Dataset rows:
■ ■ ■ ■ ■ ■ ■
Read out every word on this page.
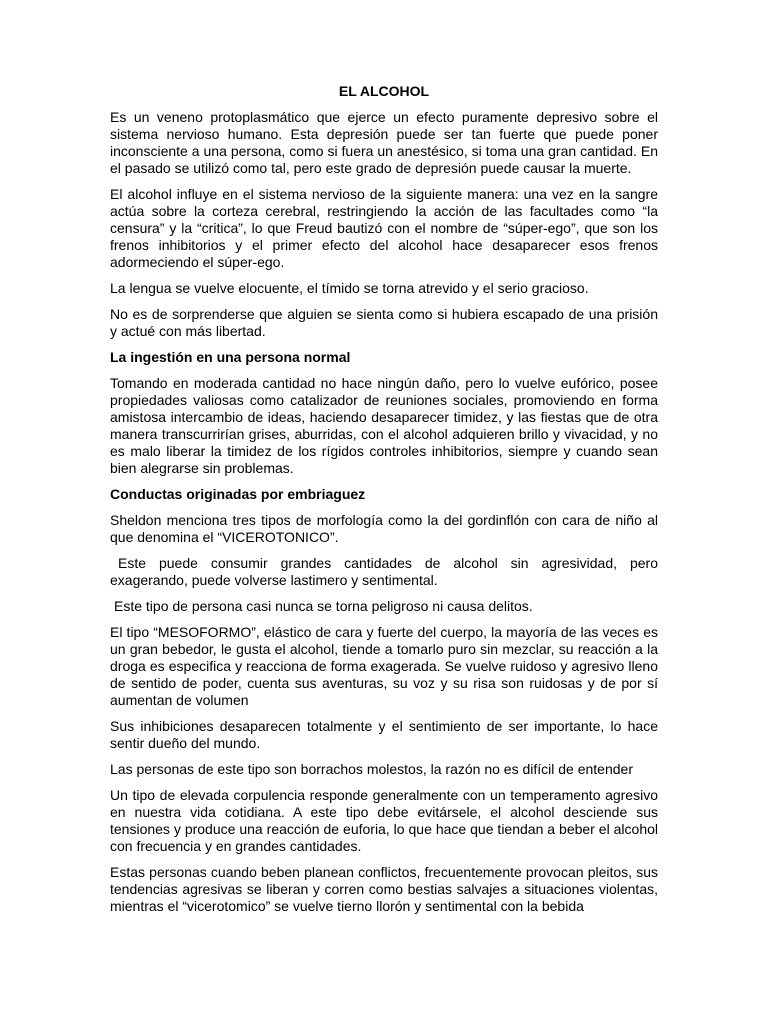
EL ALCOHOL

Es un veneno protoplasmático que ejerce un efecto puramente depresivo sobre el sistema nervioso humano. Esta depresión puede ser tan fuerte que puede poner inconsciente a una persona, como si fuera un anestésico, si toma una gran cantidad. En el pasado se utilizó como tal, pero este grado de depresión puede causar la muerte.

El alcohol influye en el sistema nervioso de la siguiente manera: una vez en la sangre actúa sobre la corteza cerebral, restringiendo la acción de las facultades como “la censura” y la “critica”, lo que Freud bautizó con el nombre de “súper-ego”, que son los frenos inhibitorios y el primer efecto del alcohol hace desaparecer esos frenos adormeciendo el súper-ego.

La lengua se vuelve elocuente, el tímido se torna atrevido y el serio gracioso.

No es de sorprenderse que alguien se sienta como si hubiera escapado de una prisión y actué con más libertad.

La ingestión en una persona normal

Tomando en moderada cantidad no hace ningún daño, pero lo vuelve eufórico, posee propiedades valiosas como catalizador de reuniones sociales, promoviendo en forma amistosa intercambio de ideas, haciendo desaparecer timidez, y las fiestas que de otra manera transcurrirían grises, aburridas, con el alcohol adquieren brillo y vivacidad, y no es malo liberar la timidez de los rígidos controles inhibitorios, siempre y cuando sean bien alegrarse sin problemas.

Conductas originadas por embriaguez

Sheldon menciona tres tipos de morfología como la del gordinflón con cara de niño al que denomina el “VICEROTONICO”.

Este puede consumir grandes cantidades de alcohol sin agresividad, pero exagerando, puede volverse lastimero y sentimental.

Este tipo de persona casi nunca se torna peligroso ni causa delitos.

El tipo “MESOFORMO”, elástico de cara y fuerte del cuerpo, la mayoría de las veces es un gran bebedor, le gusta el alcohol, tiende a tomarlo puro sin mezclar, su reacción a la droga es especifica y reacciona de forma exagerada. Se vuelve ruidoso y agresivo lleno de sentido de poder, cuenta sus aventuras, su voz y su risa son ruidosas y de por sí aumentan de volumen

Sus inhibiciones desaparecen totalmente y el sentimiento de ser importante, lo hace sentir dueño del mundo.

Las personas de este tipo son borrachos molestos, la razón no es difícil de entender

Un tipo de elevada corpulencia responde generalmente con un temperamento agresivo en nuestra vida cotidiana. A este tipo debe evitársele, el alcohol desciende sus tensiones y produce una reacción de euforia, lo que hace que tiendan a beber el alcohol con frecuencia y en grandes cantidades.

Estas personas cuando beben planean conflictos, frecuentemente provocan pleitos, sus tendencias agresivas se liberan y corren como bestias salvajes a situaciones violentas, mientras el “vicerotomico” se vuelve tierno llorón y sentimental con la bebida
■ ■ ■ ■ ■ ■ ■
▶ [What the task requires]: Which lines of the material contain the string "torna"? List each of them.

▶ [Solution to this task]:
La lengua se vuelve elocuente, el tímido se torna atrevido y el serio gracioso.
Este tipo de persona casi nunca se torna peligroso ni causa delitos.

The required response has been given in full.